● **LEESTEKST**:
====================
Foto’s van doden, gewonden, vastgebonden gevangenen en brandende kampongs werden echter weggecensureerd, en een plaat van een Nederlandse soldaat die Indonesiërs tijdens een ondervraging met de kolf van zijn geweer dreigt te slaan, was al net zo ongewenst.
De tegenstander werd negatief afgeschilderd. Gewenst waren dan ook foto’s van „de moord op de christengemeente van Dèpok, een droevig staaltje van extremistische terreur in Indië.” Ongewenst daarentegen waren beelden van gedisciplineerd voortmarcherende vrijheidsstrijders en van de steunbetuigingen die ze vanuit de bevolking ontvingen.
Gewenst waren beelden van uitgemergelde kinderen, in lompen gehuld, want die moesten de indruk wekken dat het een wanorde was onder revolutionair bewind. De kop luidde: ”Hoe erg het in Indië is”. En die indruk werd versterkt door een iets dikker kind van de foto af te snijden.
Koloniale oorlog
Het zijn ontdekkingen die René Kok en Erik Somers, verbonden aan oorlogsinstituut NIOD, en fotohistoricus Louis Zweers in de achterliggende jaren deden. In 2009 kwamen ze al met het boek “Koloniale oorlog”. „We waren de eersten die deze term gebruikten voor de strijd in Nederlands-Indië”, zegt Somers. „Sindsdien is hij ingeburgerd.”
====================
● **OPDRACHT A**:
Beantwoord deze vragen over de leestekst:
(i) Met welk deel van zijn geweer dreigt de Nederlandse soldaat op de ongewenste plaat Indonesiërs te slaan?
(ii) Welke kop stond boven de beelden van uitgemergelde kinderen?
(iii) In welk jaar verscheen het boek "Koloniale oorlog"?

● **AANGELEVERD MATERIAAL**:
====================
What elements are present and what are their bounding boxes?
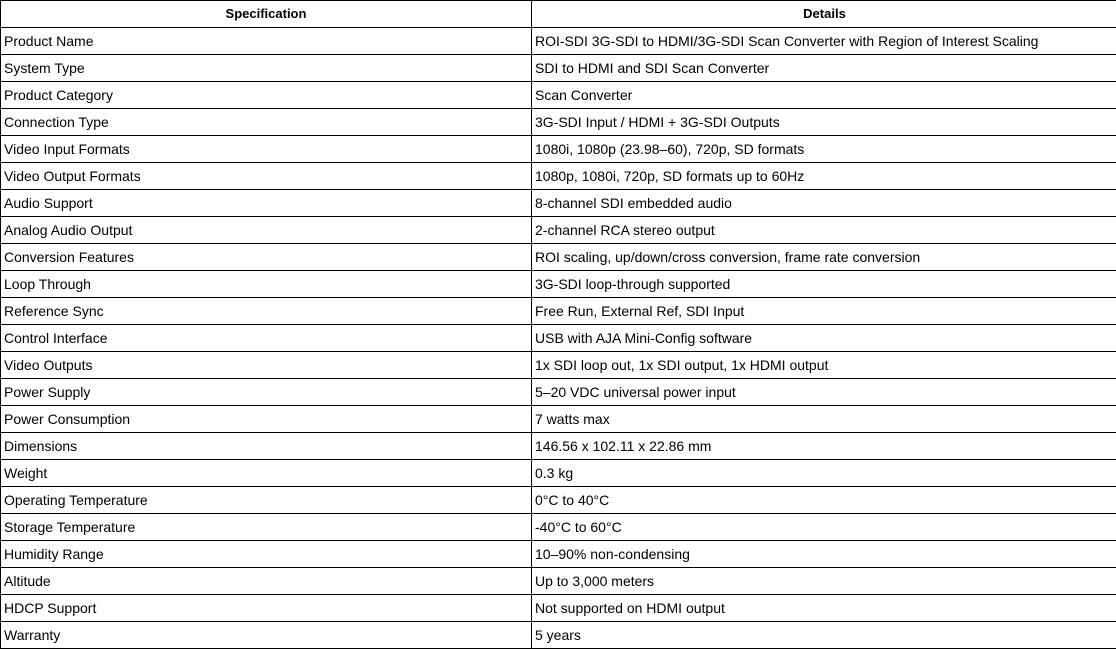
====================
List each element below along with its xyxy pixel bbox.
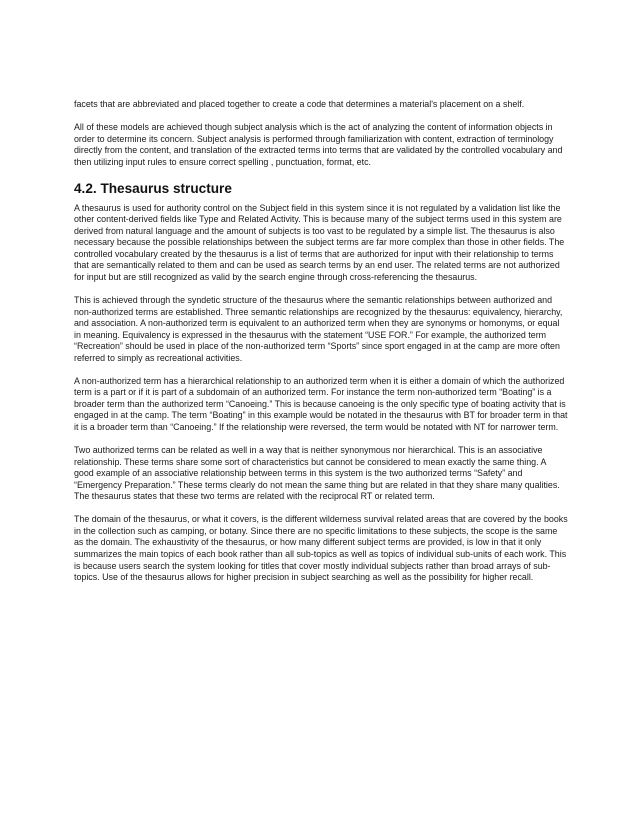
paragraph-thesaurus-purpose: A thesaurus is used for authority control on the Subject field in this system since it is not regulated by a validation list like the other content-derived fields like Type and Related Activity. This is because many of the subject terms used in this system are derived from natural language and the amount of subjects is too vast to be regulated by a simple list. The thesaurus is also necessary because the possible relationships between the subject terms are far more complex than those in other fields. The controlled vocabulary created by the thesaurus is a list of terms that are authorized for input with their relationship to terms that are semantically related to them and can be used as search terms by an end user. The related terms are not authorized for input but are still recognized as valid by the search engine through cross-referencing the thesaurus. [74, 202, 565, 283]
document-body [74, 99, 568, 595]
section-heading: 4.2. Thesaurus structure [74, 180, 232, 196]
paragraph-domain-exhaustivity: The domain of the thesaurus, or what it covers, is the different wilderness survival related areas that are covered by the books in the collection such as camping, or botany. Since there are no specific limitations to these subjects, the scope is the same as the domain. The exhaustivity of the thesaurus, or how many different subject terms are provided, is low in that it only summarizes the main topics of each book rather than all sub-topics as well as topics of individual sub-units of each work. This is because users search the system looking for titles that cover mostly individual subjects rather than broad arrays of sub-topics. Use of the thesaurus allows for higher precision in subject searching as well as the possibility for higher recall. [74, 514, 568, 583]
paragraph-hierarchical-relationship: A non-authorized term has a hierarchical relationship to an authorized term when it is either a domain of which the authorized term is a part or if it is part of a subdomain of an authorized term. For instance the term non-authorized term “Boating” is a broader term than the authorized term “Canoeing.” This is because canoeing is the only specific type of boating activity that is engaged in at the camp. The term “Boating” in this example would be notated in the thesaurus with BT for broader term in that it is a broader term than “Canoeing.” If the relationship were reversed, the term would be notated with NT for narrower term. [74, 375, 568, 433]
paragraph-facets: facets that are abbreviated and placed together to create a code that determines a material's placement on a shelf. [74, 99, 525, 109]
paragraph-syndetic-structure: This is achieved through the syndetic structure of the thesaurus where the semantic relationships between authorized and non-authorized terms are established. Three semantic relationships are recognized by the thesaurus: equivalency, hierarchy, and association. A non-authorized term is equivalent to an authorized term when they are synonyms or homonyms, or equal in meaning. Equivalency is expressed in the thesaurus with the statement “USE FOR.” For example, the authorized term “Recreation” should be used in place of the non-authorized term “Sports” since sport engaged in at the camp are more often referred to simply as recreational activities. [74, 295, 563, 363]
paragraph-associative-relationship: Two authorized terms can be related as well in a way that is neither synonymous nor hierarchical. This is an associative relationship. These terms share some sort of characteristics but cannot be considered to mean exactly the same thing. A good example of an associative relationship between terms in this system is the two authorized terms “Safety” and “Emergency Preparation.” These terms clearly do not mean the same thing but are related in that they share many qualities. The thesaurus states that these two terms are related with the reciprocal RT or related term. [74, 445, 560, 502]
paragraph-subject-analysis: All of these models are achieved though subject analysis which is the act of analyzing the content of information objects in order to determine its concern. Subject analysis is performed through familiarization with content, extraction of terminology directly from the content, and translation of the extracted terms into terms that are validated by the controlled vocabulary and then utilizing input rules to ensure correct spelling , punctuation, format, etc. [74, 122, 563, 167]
====================
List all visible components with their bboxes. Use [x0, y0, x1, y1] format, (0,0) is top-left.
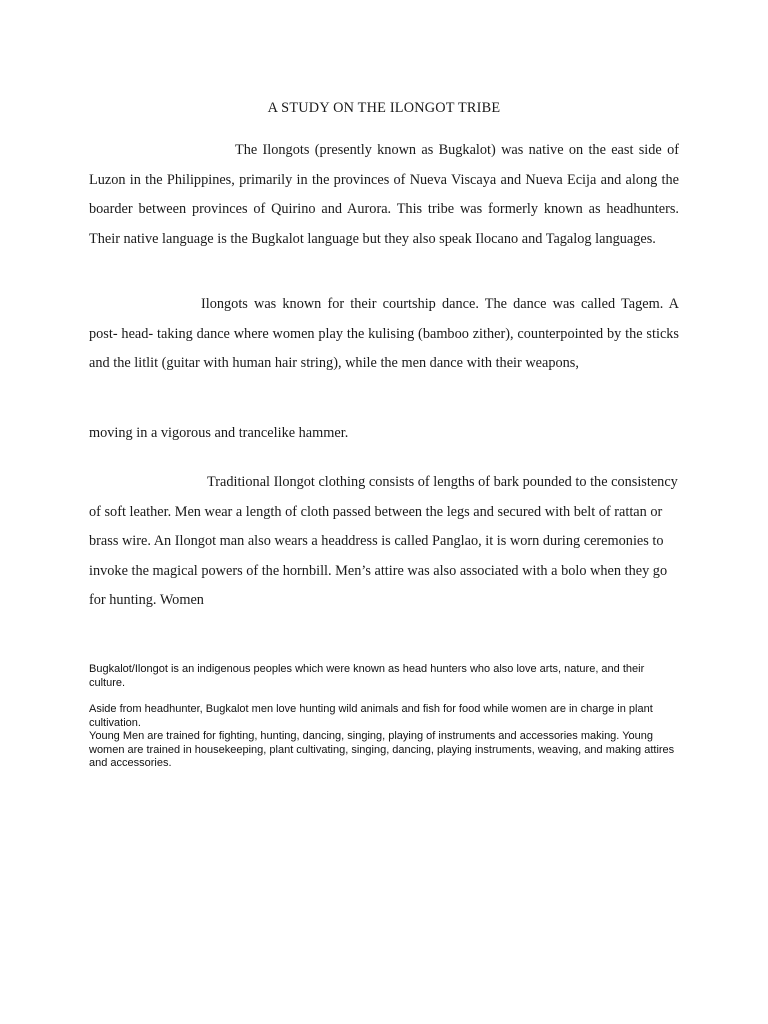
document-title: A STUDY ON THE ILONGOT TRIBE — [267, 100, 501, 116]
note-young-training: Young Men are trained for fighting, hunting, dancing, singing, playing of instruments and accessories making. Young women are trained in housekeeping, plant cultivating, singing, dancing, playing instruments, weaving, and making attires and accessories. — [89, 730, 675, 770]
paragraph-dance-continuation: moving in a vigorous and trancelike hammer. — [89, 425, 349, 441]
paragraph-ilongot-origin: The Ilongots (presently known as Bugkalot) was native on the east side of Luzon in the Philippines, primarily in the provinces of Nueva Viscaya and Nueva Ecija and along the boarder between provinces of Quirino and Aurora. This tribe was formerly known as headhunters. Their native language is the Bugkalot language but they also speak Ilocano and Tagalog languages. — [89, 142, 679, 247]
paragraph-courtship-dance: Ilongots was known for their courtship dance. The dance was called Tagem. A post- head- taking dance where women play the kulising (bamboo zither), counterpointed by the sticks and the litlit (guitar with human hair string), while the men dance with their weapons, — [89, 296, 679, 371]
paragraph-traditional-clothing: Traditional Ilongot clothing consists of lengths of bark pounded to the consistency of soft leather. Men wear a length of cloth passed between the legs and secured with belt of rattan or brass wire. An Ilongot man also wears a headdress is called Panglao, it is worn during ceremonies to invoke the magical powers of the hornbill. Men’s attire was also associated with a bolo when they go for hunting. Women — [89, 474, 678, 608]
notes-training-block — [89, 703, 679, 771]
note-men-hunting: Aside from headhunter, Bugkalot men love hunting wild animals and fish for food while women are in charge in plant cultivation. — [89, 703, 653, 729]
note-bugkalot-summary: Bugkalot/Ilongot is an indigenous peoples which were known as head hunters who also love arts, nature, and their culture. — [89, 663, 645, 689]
====================
● **OPDRACHT B**: Citeer uit de gegevens het stuk vanaf de regel met "List all visible" tot en met de regel met "paragraph-dance-continuation: moving in". Laat de plaatjes weg.

● **UITWERKING A**:
(i) Met de kolf.
(ii) "Hoe erg het in Indië is".
(iii) In 2009.

● **UITWERKING B**:
List all visible components with their bboxes. Use [x0, y0, x1, y1] format, (0,0) is top-left.
document-title: A STUDY ON THE ILONGOT TRIBE — [267, 100, 501, 116]
note-young-training: Young Men are trained for fighting, hunting, dancing, singing, playing of instruments and accessories making. Young women are trained in housekeeping, plant cultivating, singing, dancing, playing instruments, weaving, and making attires and accessories. — [89, 730, 675, 770]
paragraph-dance-continuation: moving in a vigorous and trancelike hammer. — [89, 425, 349, 441]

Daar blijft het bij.